▶ [DIRECTIVE] Give an exact copy of every line, leaving images out.

▶ [DATA SUPPLIED]

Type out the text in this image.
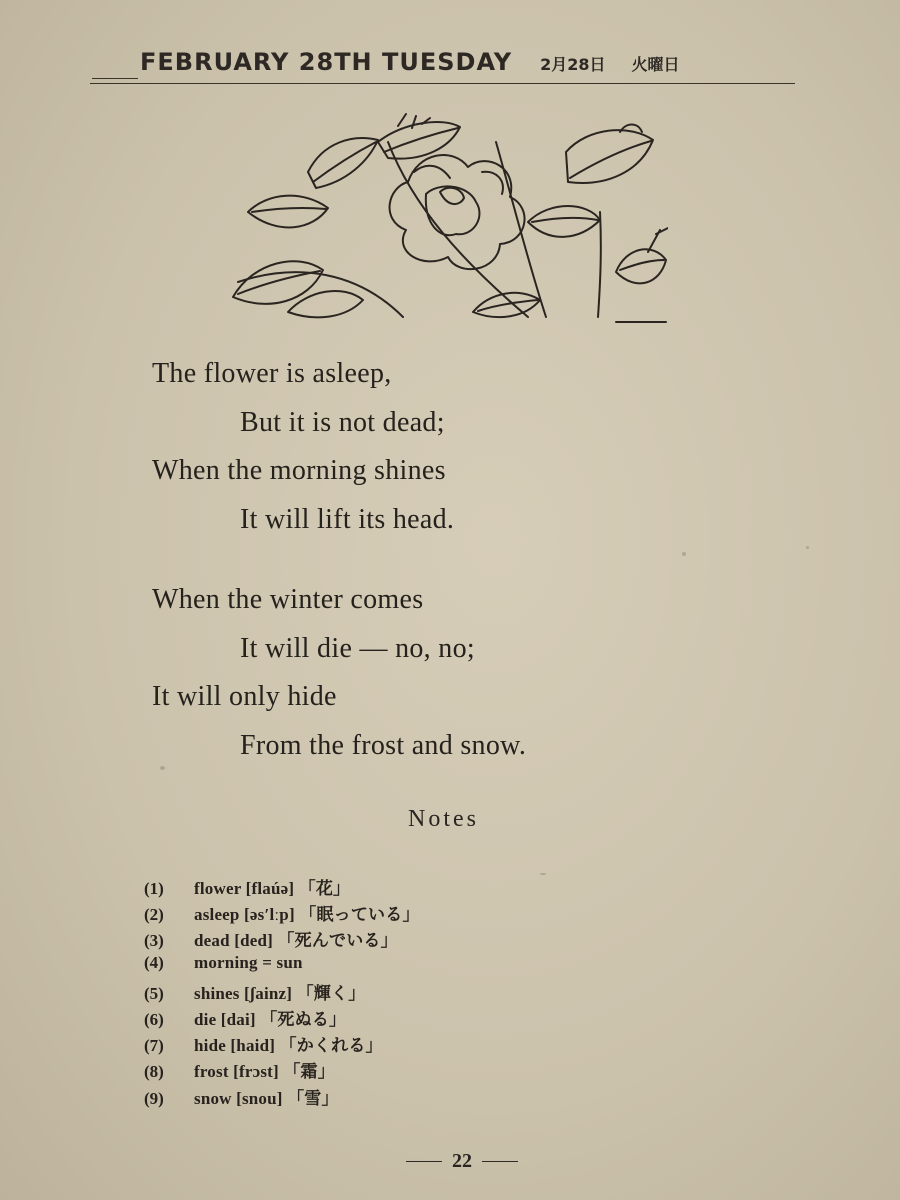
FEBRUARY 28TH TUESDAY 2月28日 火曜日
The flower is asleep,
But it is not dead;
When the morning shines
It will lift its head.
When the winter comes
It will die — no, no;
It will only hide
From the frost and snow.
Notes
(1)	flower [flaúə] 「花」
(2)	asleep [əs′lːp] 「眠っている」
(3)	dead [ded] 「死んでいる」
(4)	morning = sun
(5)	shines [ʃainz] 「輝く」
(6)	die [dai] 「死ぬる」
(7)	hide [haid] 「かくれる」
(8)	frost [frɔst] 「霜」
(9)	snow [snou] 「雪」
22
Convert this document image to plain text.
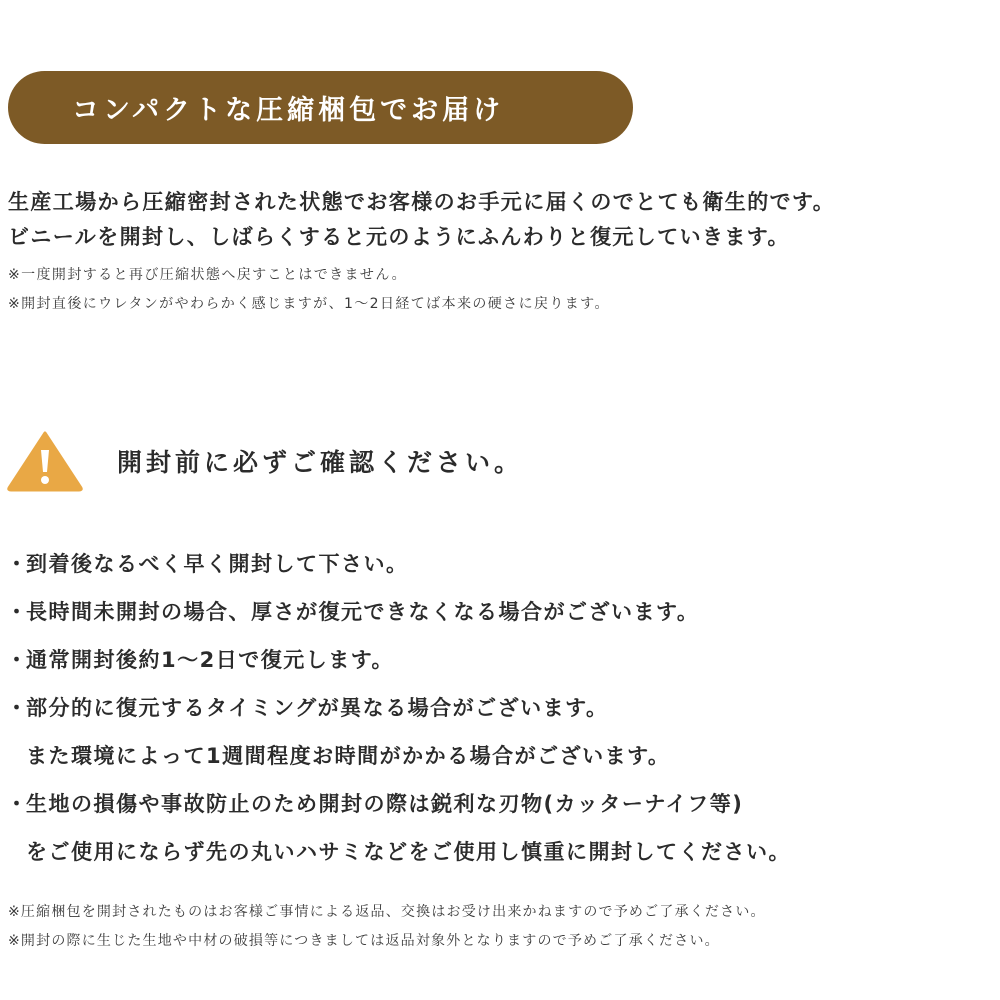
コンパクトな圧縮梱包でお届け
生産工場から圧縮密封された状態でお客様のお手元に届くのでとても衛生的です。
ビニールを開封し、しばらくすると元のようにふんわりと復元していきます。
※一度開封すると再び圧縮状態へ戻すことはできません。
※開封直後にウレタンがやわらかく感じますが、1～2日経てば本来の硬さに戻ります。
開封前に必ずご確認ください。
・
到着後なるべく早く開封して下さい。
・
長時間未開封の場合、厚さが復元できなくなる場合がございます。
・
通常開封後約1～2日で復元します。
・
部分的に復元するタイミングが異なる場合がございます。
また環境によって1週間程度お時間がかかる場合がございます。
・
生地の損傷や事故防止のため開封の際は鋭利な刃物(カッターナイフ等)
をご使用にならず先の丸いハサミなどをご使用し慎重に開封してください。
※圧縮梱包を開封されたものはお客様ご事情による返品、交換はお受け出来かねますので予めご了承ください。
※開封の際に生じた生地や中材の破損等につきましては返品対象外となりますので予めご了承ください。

▶ [IN RESPONSE]
Type out the text in this image.
FEBRUARY 28TH TUESDAY 2月28日 火曜日
The flower is asleep,
But it is not dead;
When the morning shines
It will lift its head.
When the winter comes
It will die — no, no;
It will only hide
From the frost and snow.
Notes
(1)	flower [flaúə] 「花」
(2)	asleep [əs′lːp] 「眠っている」
(3)	dead [ded] 「死んでいる」
(4)	morning = sun
(5)	shines [ʃainz] 「輝く」
(6)	die [dai] 「死ぬる」
(7)	hide [haid] 「かくれる」
(8)	frost [frɔst] 「霜」
(9)	snow [snou] 「雪」
22
Convert this document image to plain text.
コンパクトな圧縮梱包でお届け
生産工場から圧縮密封された状態でお客様のお手元に届くのでとても衛生的です。
ビニールを開封し、しばらくすると元のようにふんわりと復元していきます。
※一度開封すると再び圧縮状態へ戻すことはできません。
※開封直後にウレタンがやわらかく感じますが、1～2日経てば本来の硬さに戻ります。
開封前に必ずご確認ください。
・
到着後なるべく早く開封して下さい。
・
長時間未開封の場合、厚さが復元できなくなる場合がございます。
・
通常開封後約1～2日で復元します。
・
部分的に復元するタイミングが異なる場合がございます。
また環境によって1週間程度お時間がかかる場合がございます。
・
生地の損傷や事故防止のため開封の際は鋭利な刃物(カッターナイフ等)
をご使用にならず先の丸いハサミなどをご使用し慎重に開封してください。
※圧縮梱包を開封されたものはお客様ご事情による返品、交換はお受け出来かねますので予めご了承ください。
※開封の際に生じた生地や中材の破損等につきましては返品対象外となりますので予めご了承ください。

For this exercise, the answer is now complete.